- _EXTRACTED RECORDS_:
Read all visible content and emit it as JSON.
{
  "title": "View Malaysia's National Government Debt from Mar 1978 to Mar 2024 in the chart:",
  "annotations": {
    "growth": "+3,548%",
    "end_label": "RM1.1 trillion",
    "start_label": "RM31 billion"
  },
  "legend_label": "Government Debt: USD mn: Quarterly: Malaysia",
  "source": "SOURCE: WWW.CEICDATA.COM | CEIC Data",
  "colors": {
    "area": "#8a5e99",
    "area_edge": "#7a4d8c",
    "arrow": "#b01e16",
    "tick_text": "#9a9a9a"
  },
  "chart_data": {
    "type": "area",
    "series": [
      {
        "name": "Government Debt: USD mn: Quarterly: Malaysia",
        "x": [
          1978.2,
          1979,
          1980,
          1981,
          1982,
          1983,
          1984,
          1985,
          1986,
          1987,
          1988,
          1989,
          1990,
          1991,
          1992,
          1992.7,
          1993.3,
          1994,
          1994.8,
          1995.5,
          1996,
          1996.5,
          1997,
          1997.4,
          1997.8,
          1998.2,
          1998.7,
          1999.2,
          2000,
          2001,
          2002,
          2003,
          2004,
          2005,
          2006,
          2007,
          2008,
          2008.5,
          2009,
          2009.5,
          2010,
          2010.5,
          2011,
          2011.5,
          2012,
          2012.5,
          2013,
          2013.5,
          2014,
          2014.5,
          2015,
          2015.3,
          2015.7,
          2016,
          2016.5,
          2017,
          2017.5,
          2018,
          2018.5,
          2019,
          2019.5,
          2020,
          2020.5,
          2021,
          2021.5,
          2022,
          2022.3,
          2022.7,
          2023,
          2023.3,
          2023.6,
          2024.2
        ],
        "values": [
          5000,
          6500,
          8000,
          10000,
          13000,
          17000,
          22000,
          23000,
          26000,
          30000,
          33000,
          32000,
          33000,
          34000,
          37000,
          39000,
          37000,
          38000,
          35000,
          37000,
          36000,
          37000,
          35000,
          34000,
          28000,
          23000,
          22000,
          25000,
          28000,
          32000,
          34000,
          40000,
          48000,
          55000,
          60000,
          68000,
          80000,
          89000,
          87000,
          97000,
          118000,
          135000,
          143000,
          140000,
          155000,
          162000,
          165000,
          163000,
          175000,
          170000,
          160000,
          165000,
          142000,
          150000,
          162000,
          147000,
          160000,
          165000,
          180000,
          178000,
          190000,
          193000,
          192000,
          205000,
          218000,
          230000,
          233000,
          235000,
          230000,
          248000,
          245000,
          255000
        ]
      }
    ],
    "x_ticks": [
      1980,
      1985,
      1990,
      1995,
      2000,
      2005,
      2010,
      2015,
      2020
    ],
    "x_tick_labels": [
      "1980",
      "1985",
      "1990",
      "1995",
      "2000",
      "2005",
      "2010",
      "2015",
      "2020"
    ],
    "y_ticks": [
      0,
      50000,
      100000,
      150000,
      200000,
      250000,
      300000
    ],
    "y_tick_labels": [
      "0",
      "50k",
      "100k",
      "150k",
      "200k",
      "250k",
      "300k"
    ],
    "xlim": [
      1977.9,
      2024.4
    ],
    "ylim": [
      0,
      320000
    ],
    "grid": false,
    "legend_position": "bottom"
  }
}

- _REQUIREMENTS_:
Please restate the records in full, word for word.

- _SOLUTION TO THE PROBLEM_:
Read all visible content and emit it as JSON.
{
  "title": "View Malaysia's National Government Debt from Mar 1978 to Mar 2024 in the chart:",
  "annotations": {
    "growth": "+3,548%",
    "end_label": "RM1.1 trillion",
    "start_label": "RM31 billion"
  },
  "legend_label": "Government Debt: USD mn: Quarterly: Malaysia",
  "source": "SOURCE: WWW.CEICDATA.COM | CEIC Data",
  "colors": {
    "area": "#8a5e99",
    "area_edge": "#7a4d8c",
    "arrow": "#b01e16",
    "tick_text": "#9a9a9a"
  },
  "chart_data": {
    "type": "area",
    "series": [
      {
        "name": "Government Debt: USD mn: Quarterly: Malaysia",
        "x": [
          1978.2,
          1979,
          1980,
          1981,
          1982,
          1983,
          1984,
          1985,
          1986,
          1987,
          1988,
          1989,
          1990,
          1991,
          1992,
          1992.7,
          1993.3,
          1994,
          1994.8,
          1995.5,
          1996,
          1996.5,
          1997,
          1997.4,
          1997.8,
          1998.2,
          1998.7,
          1999.2,
          2000,
          2001,
          2002,
          2003,
          2004,
          2005,
          2006,
          2007,
          2008,
          2008.5,
          2009,
          2009.5,
          2010,
          2010.5,
          2011,
          2011.5,
          2012,
          2012.5,
          2013,
          2013.5,
          2014,
          2014.5,
          2015,
          2015.3,
          2015.7,
          2016,
          2016.5,
          2017,
          2017.5,
          2018,
          2018.5,
          2019,
          2019.5,
          2020,
          2020.5,
          2021,
          2021.5,
          2022,
          2022.3,
          2022.7,
          2023,
          2023.3,
          2023.6,
          2024.2
        ],
        "values": [
          5000,
          6500,
          8000,
          10000,
          13000,
          17000,
          22000,
          23000,
          26000,
          30000,
          33000,
          32000,
          33000,
          34000,
          37000,
          39000,
          37000,
          38000,
          35000,
          37000,
          36000,
          37000,
          35000,
          34000,
          28000,
          23000,
          22000,
          25000,
          28000,
          32000,
          34000,
          40000,
          48000,
          55000,
          60000,
          68000,
          80000,
          89000,
          87000,
          97000,
          118000,
          135000,
          143000,
          140000,
          155000,
          162000,
          165000,
          163000,
          175000,
          170000,
          160000,
          165000,
          142000,
          150000,
          162000,
          147000,
          160000,
          165000,
          180000,
          178000,
          190000,
          193000,
          192000,
          205000,
          218000,
          230000,
          233000,
          235000,
          230000,
          248000,
          245000,
          255000
        ]
      }
    ],
    "x_ticks": [
      1980,
      1985,
      1990,
      1995,
      2000,
      2005,
      2010,
      2015,
      2020
    ],
    "x_tick_labels": [
      "1980",
      "1985",
      "1990",
      "1995",
      "2000",
      "2005",
      "2010",
      "2015",
      "2020"
    ],
    "y_ticks": [
      0,
      50000,
      100000,
      150000,
      200000,
      250000,
      300000
    ],
    "y_tick_labels": [
      "0",
      "50k",
      "100k",
      "150k",
      "200k",
      "250k",
      "300k"
    ],
    "xlim": [
      1977.9,
      2024.4
    ],
    "ylim": [
      0,
      320000
    ],
    "grid": false,
    "legend_position": "bottom"
  }
}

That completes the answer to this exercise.